## [What you will do]
Copy out the entries in full and with complete accuracy; pictures are excluded.

## [Stored rows]
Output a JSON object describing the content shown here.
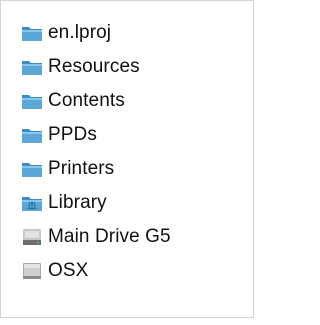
{
  "path_menu": {
    "items": [
      {
        "label": "en.lproj",
        "icon": "folder-icon"
      },
      {
        "label": "Resources",
        "icon": "folder-icon"
      },
      {
        "label": "Contents",
        "icon": "folder-icon"
      },
      {
        "label": "PPDs",
        "icon": "folder-icon"
      },
      {
        "label": "Printers",
        "icon": "folder-icon"
      },
      {
        "label": "Library",
        "icon": "library-folder-icon"
      },
      {
        "label": "Main Drive G5",
        "icon": "hard-drive-icon"
      },
      {
        "label": "OSX",
        "icon": "disk-icon"
      }
    ]
  },
  "colors": {
    "folder_body": "#5aa7d8",
    "folder_tab": "#3f8cc3",
    "drive_body": "#8f8f8f",
    "disk_body": "#b5b5b5"
  }
}
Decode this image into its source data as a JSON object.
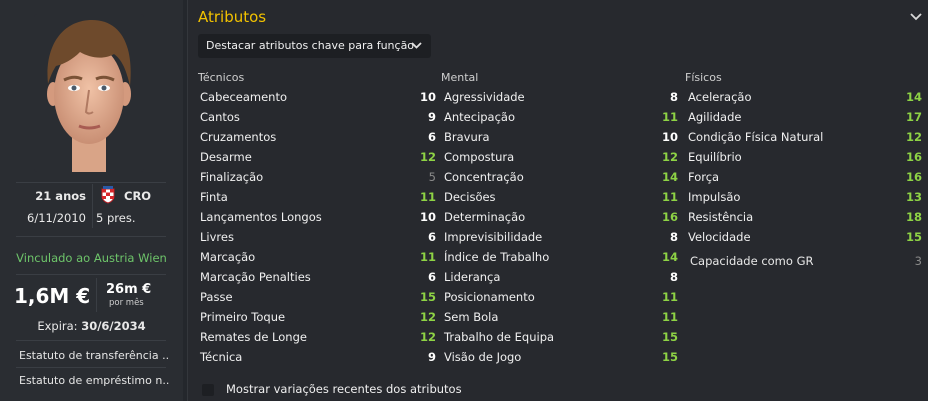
{
  "player": {
    "age": "21 anos",
    "nation": "CRO",
    "dob": "6/11/2010",
    "caps": "5 pres.",
    "club_status": "Vinculado ao Austria Wien",
    "value": "1,6M €",
    "wage": "26m €",
    "wage_period": "por mês",
    "expiry_label": "Expira:",
    "expiry_date": "30/6/2034",
    "transfer_status": "Estatuto de transferência ...",
    "loan_status": "Estatuto de empréstimo n..."
  },
  "panel": {
    "title": "Atributos",
    "highlight_dropdown": "Destacar atributos chave para função",
    "toggle_label": "Mostrar variações recentes dos atributos"
  },
  "columns": [
    {
      "header": "Técnicos",
      "items": [
        {
          "label": "Cabeceamento",
          "value": "10",
          "color": "#ffffff"
        },
        {
          "label": "Cantos",
          "value": "9",
          "color": "#ffffff"
        },
        {
          "label": "Cruzamentos",
          "value": "6",
          "color": "#ffffff"
        },
        {
          "label": "Desarme",
          "value": "12",
          "color": "#8ed345"
        },
        {
          "label": "Finalização",
          "value": "5",
          "color": "#8a8a8a"
        },
        {
          "label": "Finta",
          "value": "11",
          "color": "#8ed345"
        },
        {
          "label": "Lançamentos Longos",
          "value": "10",
          "color": "#ffffff"
        },
        {
          "label": "Livres",
          "value": "6",
          "color": "#ffffff"
        },
        {
          "label": "Marcação",
          "value": "11",
          "color": "#8ed345"
        },
        {
          "label": "Marcação Penalties",
          "value": "6",
          "color": "#ffffff"
        },
        {
          "label": "Passe",
          "value": "15",
          "color": "#8ed345"
        },
        {
          "label": "Primeiro Toque",
          "value": "12",
          "color": "#8ed345"
        },
        {
          "label": "Remates de Longe",
          "value": "12",
          "color": "#8ed345"
        },
        {
          "label": "Técnica",
          "value": "9",
          "color": "#ffffff"
        }
      ]
    },
    {
      "header": "Mental",
      "items": [
        {
          "label": "Agressividade",
          "value": "8",
          "color": "#ffffff"
        },
        {
          "label": "Antecipação",
          "value": "11",
          "color": "#8ed345"
        },
        {
          "label": "Bravura",
          "value": "10",
          "color": "#ffffff"
        },
        {
          "label": "Compostura",
          "value": "12",
          "color": "#8ed345"
        },
        {
          "label": "Concentração",
          "value": "14",
          "color": "#8ed345"
        },
        {
          "label": "Decisões",
          "value": "11",
          "color": "#8ed345"
        },
        {
          "label": "Determinação",
          "value": "16",
          "color": "#8ed345"
        },
        {
          "label": "Imprevisibilidade",
          "value": "8",
          "color": "#ffffff"
        },
        {
          "label": "Índice de Trabalho",
          "value": "14",
          "color": "#8ed345"
        },
        {
          "label": "Liderança",
          "value": "8",
          "color": "#ffffff"
        },
        {
          "label": "Posicionamento",
          "value": "11",
          "color": "#8ed345"
        },
        {
          "label": "Sem Bola",
          "value": "11",
          "color": "#8ed345"
        },
        {
          "label": "Trabalho de Equipa",
          "value": "15",
          "color": "#8ed345"
        },
        {
          "label": "Visão de Jogo",
          "value": "15",
          "color": "#8ed345"
        }
      ]
    },
    {
      "header": "Físicos",
      "items": [
        {
          "label": "Aceleração",
          "value": "14",
          "color": "#8ed345"
        },
        {
          "label": "Agilidade",
          "value": "17",
          "color": "#8ed345"
        },
        {
          "label": "Condição Física Natural",
          "value": "12",
          "color": "#8ed345"
        },
        {
          "label": "Equilíbrio",
          "value": "16",
          "color": "#8ed345"
        },
        {
          "label": "Força",
          "value": "16",
          "color": "#8ed345"
        },
        {
          "label": "Impulsão",
          "value": "13",
          "color": "#8ed345"
        },
        {
          "label": "Resistência",
          "value": "18",
          "color": "#8ed345"
        },
        {
          "label": "Velocidade",
          "value": "15",
          "color": "#8ed345"
        }
      ]
    }
  ],
  "goalkeeping": {
    "label": "Capacidade como GR",
    "value": "3"
  }
}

## [Written response]
Output a JSON object describing the content shown here.
{
  "path_menu": {
    "items": [
      {
        "label": "en.lproj",
        "icon": "folder-icon"
      },
      {
        "label": "Resources",
        "icon": "folder-icon"
      },
      {
        "label": "Contents",
        "icon": "folder-icon"
      },
      {
        "label": "PPDs",
        "icon": "folder-icon"
      },
      {
        "label": "Printers",
        "icon": "folder-icon"
      },
      {
        "label": "Library",
        "icon": "library-folder-icon"
      },
      {
        "label": "Main Drive G5",
        "icon": "hard-drive-icon"
      },
      {
        "label": "OSX",
        "icon": "disk-icon"
      }
    ]
  },
  "colors": {
    "folder_body": "#5aa7d8",
    "folder_tab": "#3f8cc3",
    "drive_body": "#8f8f8f",
    "disk_body": "#b5b5b5"
  }
}
Decode this image into its source data as a JSON object.
{
  "player": {
    "age": "21 anos",
    "nation": "CRO",
    "dob": "6/11/2010",
    "caps": "5 pres.",
    "club_status": "Vinculado ao Austria Wien",
    "value": "1,6M €",
    "wage": "26m €",
    "wage_period": "por mês",
    "expiry_label": "Expira:",
    "expiry_date": "30/6/2034",
    "transfer_status": "Estatuto de transferência ...",
    "loan_status": "Estatuto de empréstimo n..."
  },
  "panel": {
    "title": "Atributos",
    "highlight_dropdown": "Destacar atributos chave para função",
    "toggle_label": "Mostrar variações recentes dos atributos"
  },
  "columns": [
    {
      "header": "Técnicos",
      "items": [
        {
          "label": "Cabeceamento",
          "value": "10",
          "color": "#ffffff"
        },
        {
          "label": "Cantos",
          "value": "9",
          "color": "#ffffff"
        },
        {
          "label": "Cruzamentos",
          "value": "6",
          "color": "#ffffff"
        },
        {
          "label": "Desarme",
          "value": "12",
          "color": "#8ed345"
        },
        {
          "label": "Finalização",
          "value": "5",
          "color": "#8a8a8a"
        },
        {
          "label": "Finta",
          "value": "11",
          "color": "#8ed345"
        },
        {
          "label": "Lançamentos Longos",
          "value": "10",
          "color": "#ffffff"
        },
        {
          "label": "Livres",
          "value": "6",
          "color": "#ffffff"
        },
        {
          "label": "Marcação",
          "value": "11",
          "color": "#8ed345"
        },
        {
          "label": "Marcação Penalties",
          "value": "6",
          "color": "#ffffff"
        },
        {
          "label": "Passe",
          "value": "15",
          "color": "#8ed345"
        },
        {
          "label": "Primeiro Toque",
          "value": "12",
          "color": "#8ed345"
        },
        {
          "label": "Remates de Longe",
          "value": "12",
          "color": "#8ed345"
        },
        {
          "label": "Técnica",
          "value": "9",
          "color": "#ffffff"
        }
      ]
    },
    {
      "header": "Mental",
      "items": [
        {
          "label": "Agressividade",
          "value": "8",
          "color": "#ffffff"
        },
        {
          "label": "Antecipação",
          "value": "11",
          "color": "#8ed345"
        },
        {
          "label": "Bravura",
          "value": "10",
          "color": "#ffffff"
        },
        {
          "label": "Compostura",
          "value": "12",
          "color": "#8ed345"
        },
        {
          "label": "Concentração",
          "value": "14",
          "color": "#8ed345"
        },
        {
          "label": "Decisões",
          "value": "11",
          "color": "#8ed345"
        },
        {
          "label": "Determinação",
          "value": "16",
          "color": "#8ed345"
        },
        {
          "label": "Imprevisibilidade",
          "value": "8",
          "color": "#ffffff"
        },
        {
          "label": "Índice de Trabalho",
          "value": "14",
          "color": "#8ed345"
        },
        {
          "label": "Liderança",
          "value": "8",
          "color": "#ffffff"
        },
        {
          "label": "Posicionamento",
          "value": "11",
          "color": "#8ed345"
        },
        {
          "label": "Sem Bola",
          "value": "11",
          "color": "#8ed345"
        },
        {
          "label": "Trabalho de Equipa",
          "value": "15",
          "color": "#8ed345"
        },
        {
          "label": "Visão de Jogo",
          "value": "15",
          "color": "#8ed345"
        }
      ]
    },
    {
      "header": "Físicos",
      "items": [
        {
          "label": "Aceleração",
          "value": "14",
          "color": "#8ed345"
        },
        {
          "label": "Agilidade",
          "value": "17",
          "color": "#8ed345"
        },
        {
          "label": "Condição Física Natural",
          "value": "12",
          "color": "#8ed345"
        },
        {
          "label": "Equilíbrio",
          "value": "16",
          "color": "#8ed345"
        },
        {
          "label": "Força",
          "value": "16",
          "color": "#8ed345"
        },
        {
          "label": "Impulsão",
          "value": "13",
          "color": "#8ed345"
        },
        {
          "label": "Resistência",
          "value": "18",
          "color": "#8ed345"
        },
        {
          "label": "Velocidade",
          "value": "15",
          "color": "#8ed345"
        }
      ]
    }
  ],
  "goalkeeping": {
    "label": "Capacidade como GR",
    "value": "3"
  }
}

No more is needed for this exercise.